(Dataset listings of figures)
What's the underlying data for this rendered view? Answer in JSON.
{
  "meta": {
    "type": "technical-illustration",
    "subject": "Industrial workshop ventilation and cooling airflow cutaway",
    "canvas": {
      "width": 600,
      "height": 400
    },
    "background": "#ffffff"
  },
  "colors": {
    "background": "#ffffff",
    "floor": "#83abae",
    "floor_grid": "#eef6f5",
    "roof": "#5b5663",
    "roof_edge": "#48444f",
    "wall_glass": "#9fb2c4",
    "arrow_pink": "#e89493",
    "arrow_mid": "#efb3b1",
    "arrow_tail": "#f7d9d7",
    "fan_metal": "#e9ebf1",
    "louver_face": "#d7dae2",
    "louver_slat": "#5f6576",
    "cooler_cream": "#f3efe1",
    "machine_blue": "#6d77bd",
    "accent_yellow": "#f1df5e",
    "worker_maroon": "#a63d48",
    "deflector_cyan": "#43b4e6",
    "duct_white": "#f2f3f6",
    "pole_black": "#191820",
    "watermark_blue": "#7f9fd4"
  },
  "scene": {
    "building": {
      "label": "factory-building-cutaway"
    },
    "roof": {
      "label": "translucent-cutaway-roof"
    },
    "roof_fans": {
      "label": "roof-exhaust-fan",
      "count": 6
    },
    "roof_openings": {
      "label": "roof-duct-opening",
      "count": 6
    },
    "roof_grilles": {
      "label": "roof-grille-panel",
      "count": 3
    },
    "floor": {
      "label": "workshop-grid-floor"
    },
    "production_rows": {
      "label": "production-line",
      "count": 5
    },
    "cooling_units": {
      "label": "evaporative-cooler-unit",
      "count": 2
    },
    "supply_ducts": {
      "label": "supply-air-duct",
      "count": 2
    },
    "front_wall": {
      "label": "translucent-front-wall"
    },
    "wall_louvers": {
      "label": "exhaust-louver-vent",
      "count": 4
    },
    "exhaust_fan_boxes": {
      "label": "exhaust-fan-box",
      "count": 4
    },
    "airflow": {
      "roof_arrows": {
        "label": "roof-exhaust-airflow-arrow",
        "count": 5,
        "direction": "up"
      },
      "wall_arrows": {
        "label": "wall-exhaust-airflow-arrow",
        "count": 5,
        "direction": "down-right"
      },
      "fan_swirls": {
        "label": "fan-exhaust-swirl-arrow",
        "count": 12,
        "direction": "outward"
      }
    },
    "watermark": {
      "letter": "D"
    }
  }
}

• _What the task requires_: Make a list of all lines in the data that contain "translucent".

• _Solution for this problem_:
      "label": "translucent-cutaway-roof"
      "label": "translucent-front-wall"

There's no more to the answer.